- [WHAT THE EXERCISE ASKS] Print all the entries verbatim.

- [Data entries for graphics]
(begin)

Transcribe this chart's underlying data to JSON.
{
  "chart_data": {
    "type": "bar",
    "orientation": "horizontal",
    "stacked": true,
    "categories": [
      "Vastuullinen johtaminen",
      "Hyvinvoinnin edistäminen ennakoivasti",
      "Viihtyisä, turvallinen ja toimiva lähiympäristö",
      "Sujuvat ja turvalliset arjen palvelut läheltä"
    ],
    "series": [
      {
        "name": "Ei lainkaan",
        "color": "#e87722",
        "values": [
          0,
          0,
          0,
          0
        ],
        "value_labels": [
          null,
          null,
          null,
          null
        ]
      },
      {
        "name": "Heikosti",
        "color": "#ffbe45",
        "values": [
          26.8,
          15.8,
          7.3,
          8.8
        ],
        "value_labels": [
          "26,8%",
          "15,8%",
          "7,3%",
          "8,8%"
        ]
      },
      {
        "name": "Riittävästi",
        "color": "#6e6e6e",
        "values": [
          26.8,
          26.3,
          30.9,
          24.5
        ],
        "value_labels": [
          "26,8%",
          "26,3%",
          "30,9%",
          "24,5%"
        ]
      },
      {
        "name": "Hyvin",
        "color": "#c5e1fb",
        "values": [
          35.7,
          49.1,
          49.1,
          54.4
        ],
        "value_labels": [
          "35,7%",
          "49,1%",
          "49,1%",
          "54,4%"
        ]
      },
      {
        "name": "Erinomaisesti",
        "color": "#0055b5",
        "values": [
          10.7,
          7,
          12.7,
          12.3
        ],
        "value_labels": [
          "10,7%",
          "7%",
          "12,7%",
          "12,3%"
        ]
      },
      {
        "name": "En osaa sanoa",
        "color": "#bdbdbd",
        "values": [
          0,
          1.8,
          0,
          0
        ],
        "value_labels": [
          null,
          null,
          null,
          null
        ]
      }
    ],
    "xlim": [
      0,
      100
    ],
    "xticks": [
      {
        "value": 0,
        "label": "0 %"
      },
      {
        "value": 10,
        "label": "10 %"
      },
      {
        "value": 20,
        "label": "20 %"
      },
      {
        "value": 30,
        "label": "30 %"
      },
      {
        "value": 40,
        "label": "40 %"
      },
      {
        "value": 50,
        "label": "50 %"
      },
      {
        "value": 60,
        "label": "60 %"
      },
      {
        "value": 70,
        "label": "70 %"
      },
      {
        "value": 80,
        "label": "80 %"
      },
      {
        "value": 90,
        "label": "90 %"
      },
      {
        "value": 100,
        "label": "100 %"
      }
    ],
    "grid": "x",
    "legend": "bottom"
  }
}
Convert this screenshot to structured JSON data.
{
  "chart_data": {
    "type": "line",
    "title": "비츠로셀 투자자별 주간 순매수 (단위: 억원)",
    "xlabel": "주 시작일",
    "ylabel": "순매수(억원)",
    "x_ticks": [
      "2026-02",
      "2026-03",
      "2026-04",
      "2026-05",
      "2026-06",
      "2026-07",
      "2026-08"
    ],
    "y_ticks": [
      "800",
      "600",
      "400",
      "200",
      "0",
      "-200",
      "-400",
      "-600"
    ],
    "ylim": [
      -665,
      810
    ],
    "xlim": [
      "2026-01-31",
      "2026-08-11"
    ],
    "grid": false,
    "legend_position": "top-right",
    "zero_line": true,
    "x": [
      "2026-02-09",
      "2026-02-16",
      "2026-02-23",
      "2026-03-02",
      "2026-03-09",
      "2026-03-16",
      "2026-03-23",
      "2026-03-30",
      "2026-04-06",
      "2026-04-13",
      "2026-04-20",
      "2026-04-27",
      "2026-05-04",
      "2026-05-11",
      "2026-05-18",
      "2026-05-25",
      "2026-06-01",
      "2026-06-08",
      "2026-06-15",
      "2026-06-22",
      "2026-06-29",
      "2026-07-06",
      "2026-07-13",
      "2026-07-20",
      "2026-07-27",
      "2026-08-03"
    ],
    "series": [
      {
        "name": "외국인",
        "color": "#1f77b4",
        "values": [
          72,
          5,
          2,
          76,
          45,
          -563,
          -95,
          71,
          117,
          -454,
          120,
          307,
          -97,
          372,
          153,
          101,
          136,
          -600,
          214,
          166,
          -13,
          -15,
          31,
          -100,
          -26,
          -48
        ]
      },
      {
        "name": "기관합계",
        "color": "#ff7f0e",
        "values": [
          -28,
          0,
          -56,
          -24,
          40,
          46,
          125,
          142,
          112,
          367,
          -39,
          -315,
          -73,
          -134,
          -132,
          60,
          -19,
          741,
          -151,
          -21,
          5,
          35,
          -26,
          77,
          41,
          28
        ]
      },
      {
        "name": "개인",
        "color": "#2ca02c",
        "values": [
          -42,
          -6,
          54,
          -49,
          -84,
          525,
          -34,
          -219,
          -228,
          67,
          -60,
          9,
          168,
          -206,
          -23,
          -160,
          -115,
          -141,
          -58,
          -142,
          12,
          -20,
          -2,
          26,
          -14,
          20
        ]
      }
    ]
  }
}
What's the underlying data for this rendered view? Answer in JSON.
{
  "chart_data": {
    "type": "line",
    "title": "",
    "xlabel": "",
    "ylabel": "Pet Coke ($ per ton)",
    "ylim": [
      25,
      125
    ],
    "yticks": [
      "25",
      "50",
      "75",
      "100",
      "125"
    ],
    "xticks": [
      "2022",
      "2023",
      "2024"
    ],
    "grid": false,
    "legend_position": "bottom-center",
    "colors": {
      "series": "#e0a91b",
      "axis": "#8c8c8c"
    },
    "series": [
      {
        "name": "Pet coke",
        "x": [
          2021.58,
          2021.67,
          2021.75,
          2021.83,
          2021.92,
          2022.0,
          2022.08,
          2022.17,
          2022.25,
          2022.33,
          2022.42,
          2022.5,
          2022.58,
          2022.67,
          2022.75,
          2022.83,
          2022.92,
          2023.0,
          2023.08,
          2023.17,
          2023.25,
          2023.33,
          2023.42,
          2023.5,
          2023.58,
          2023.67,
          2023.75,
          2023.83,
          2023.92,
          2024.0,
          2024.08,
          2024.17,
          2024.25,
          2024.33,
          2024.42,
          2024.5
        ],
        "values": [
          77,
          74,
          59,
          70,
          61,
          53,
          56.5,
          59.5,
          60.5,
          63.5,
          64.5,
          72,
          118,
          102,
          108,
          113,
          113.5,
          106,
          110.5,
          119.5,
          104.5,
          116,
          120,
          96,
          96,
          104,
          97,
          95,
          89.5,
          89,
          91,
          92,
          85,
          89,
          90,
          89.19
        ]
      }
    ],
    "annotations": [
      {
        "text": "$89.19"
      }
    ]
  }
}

(end)

- [FULL SOLUTION]
Transcribe this chart's underlying data to JSON.
{
  "chart_data": {
    "type": "bar",
    "orientation": "horizontal",
    "stacked": true,
    "categories": [
      "Vastuullinen johtaminen",
      "Hyvinvoinnin edistäminen ennakoivasti",
      "Viihtyisä, turvallinen ja toimiva lähiympäristö",
      "Sujuvat ja turvalliset arjen palvelut läheltä"
    ],
    "series": [
      {
        "name": "Ei lainkaan",
        "color": "#e87722",
        "values": [
          0,
          0,
          0,
          0
        ],
        "value_labels": [
          null,
          null,
          null,
          null
        ]
      },
      {
        "name": "Heikosti",
        "color": "#ffbe45",
        "values": [
          26.8,
          15.8,
          7.3,
          8.8
        ],
        "value_labels": [
          "26,8%",
          "15,8%",
          "7,3%",
          "8,8%"
        ]
      },
      {
        "name": "Riittävästi",
        "color": "#6e6e6e",
        "values": [
          26.8,
          26.3,
          30.9,
          24.5
        ],
        "value_labels": [
          "26,8%",
          "26,3%",
          "30,9%",
          "24,5%"
        ]
      },
      {
        "name": "Hyvin",
        "color": "#c5e1fb",
        "values": [
          35.7,
          49.1,
          49.1,
          54.4
        ],
        "value_labels": [
          "35,7%",
          "49,1%",
          "49,1%",
          "54,4%"
        ]
      },
      {
        "name": "Erinomaisesti",
        "color": "#0055b5",
        "values": [
          10.7,
          7,
          12.7,
          12.3
        ],
        "value_labels": [
          "10,7%",
          "7%",
          "12,7%",
          "12,3%"
        ]
      },
      {
        "name": "En osaa sanoa",
        "color": "#bdbdbd",
        "values": [
          0,
          1.8,
          0,
          0
        ],
        "value_labels": [
          null,
          null,
          null,
          null
        ]
      }
    ],
    "xlim": [
      0,
      100
    ],
    "xticks": [
      {
        "value": 0,
        "label": "0 %"
      },
      {
        "value": 10,
        "label": "10 %"
      },
      {
        "value": 20,
        "label": "20 %"
      },
      {
        "value": 30,
        "label": "30 %"
      },
      {
        "value": 40,
        "label": "40 %"
      },
      {
        "value": 50,
        "label": "50 %"
      },
      {
        "value": 60,
        "label": "60 %"
      },
      {
        "value": 70,
        "label": "70 %"
      },
      {
        "value": 80,
        "label": "80 %"
      },
      {
        "value": 90,
        "label": "90 %"
      },
      {
        "value": 100,
        "label": "100 %"
      }
    ],
    "grid": "x",
    "legend": "bottom"
  }
}
Convert this screenshot to structured JSON data.
{
  "chart_data": {
    "type": "line",
    "title": "비츠로셀 투자자별 주간 순매수 (단위: 억원)",
    "xlabel": "주 시작일",
    "ylabel": "순매수(억원)",
    "x_ticks": [
      "2026-02",
      "2026-03",
      "2026-04",
      "2026-05",
      "2026-06",
      "2026-07",
      "2026-08"
    ],
    "y_ticks": [
      "800",
      "600",
      "400",
      "200",
      "0",
      "-200",
      "-400",
      "-600"
    ],
    "ylim": [
      -665,
      810
    ],
    "xlim": [
      "2026-01-31",
      "2026-08-11"
    ],
    "grid": false,
    "legend_position": "top-right",
    "zero_line": true,
    "x": [
      "2026-02-09",
      "2026-02-16",
      "2026-02-23",
      "2026-03-02",
      "2026-03-09",
      "2026-03-16",
      "2026-03-23",
      "2026-03-30",
      "2026-04-06",
      "2026-04-13",
      "2026-04-20",
      "2026-04-27",
      "2026-05-04",
      "2026-05-11",
      "2026-05-18",
      "2026-05-25",
      "2026-06-01",
      "2026-06-08",
      "2026-06-15",
      "2026-06-22",
      "2026-06-29",
      "2026-07-06",
      "2026-07-13",
      "2026-07-20",
      "2026-07-27",
      "2026-08-03"
    ],
    "series": [
      {
        "name": "외국인",
        "color": "#1f77b4",
        "values": [
          72,
          5,
          2,
          76,
          45,
          -563,
          -95,
          71,
          117,
          -454,
          120,
          307,
          -97,
          372,
          153,
          101,
          136,
          -600,
          214,
          166,
          -13,
          -15,
          31,
          -100,
          -26,
          -48
        ]
      },
      {
        "name": "기관합계",
        "color": "#ff7f0e",
        "values": [
          -28,
          0,
          -56,
          -24,
          40,
          46,
          125,
          142,
          112,
          367,
          -39,
          -315,
          -73,
          -134,
          -132,
          60,
          -19,
          741,
          -151,
          -21,
          5,
          35,
          -26,
          77,
          41,
          28
        ]
      },
      {
        "name": "개인",
        "color": "#2ca02c",
        "values": [
          -42,
          -6,
          54,
          -49,
          -84,
          525,
          -34,
          -219,
          -228,
          67,
          -60,
          9,
          168,
          -206,
          -23,
          -160,
          -115,
          -141,
          -58,
          -142,
          12,
          -20,
          -2,
          26,
          -14,
          20
        ]
      }
    ]
  }
}
What's the underlying data for this rendered view? Answer in JSON.
{
  "chart_data": {
    "type": "line",
    "title": "",
    "xlabel": "",
    "ylabel": "Pet Coke ($ per ton)",
    "ylim": [
      25,
      125
    ],
    "yticks": [
      "25",
      "50",
      "75",
      "100",
      "125"
    ],
    "xticks": [
      "2022",
      "2023",
      "2024"
    ],
    "grid": false,
    "legend_position": "bottom-center",
    "colors": {
      "series": "#e0a91b",
      "axis": "#8c8c8c"
    },
    "series": [
      {
        "name": "Pet coke",
        "x": [
          2021.58,
          2021.67,
          2021.75,
          2021.83,
          2021.92,
          2022.0,
          2022.08,
          2022.17,
          2022.25,
          2022.33,
          2022.42,
          2022.5,
          2022.58,
          2022.67,
          2022.75,
          2022.83,
          2022.92,
          2023.0,
          2023.08,
          2023.17,
          2023.25,
          2023.33,
          2023.42,
          2023.5,
          2023.58,
          2023.67,
          2023.75,
          2023.83,
          2023.92,
          2024.0,
          2024.08,
          2024.17,
          2024.25,
          2024.33,
          2024.42,
          2024.5
        ],
        "values": [
          77,
          74,
          59,
          70,
          61,
          53,
          56.5,
          59.5,
          60.5,
          63.5,
          64.5,
          72,
          118,
          102,
          108,
          113,
          113.5,
          106,
          110.5,
          119.5,
          104.5,
          116,
          120,
          96,
          96,
          104,
          97,
          95,
          89.5,
          89,
          91,
          92,
          85,
          89,
          90,
          89.19
        ]
      }
    ],
    "annotations": [
      {
        "text": "$89.19"
      }
    ]
  }
}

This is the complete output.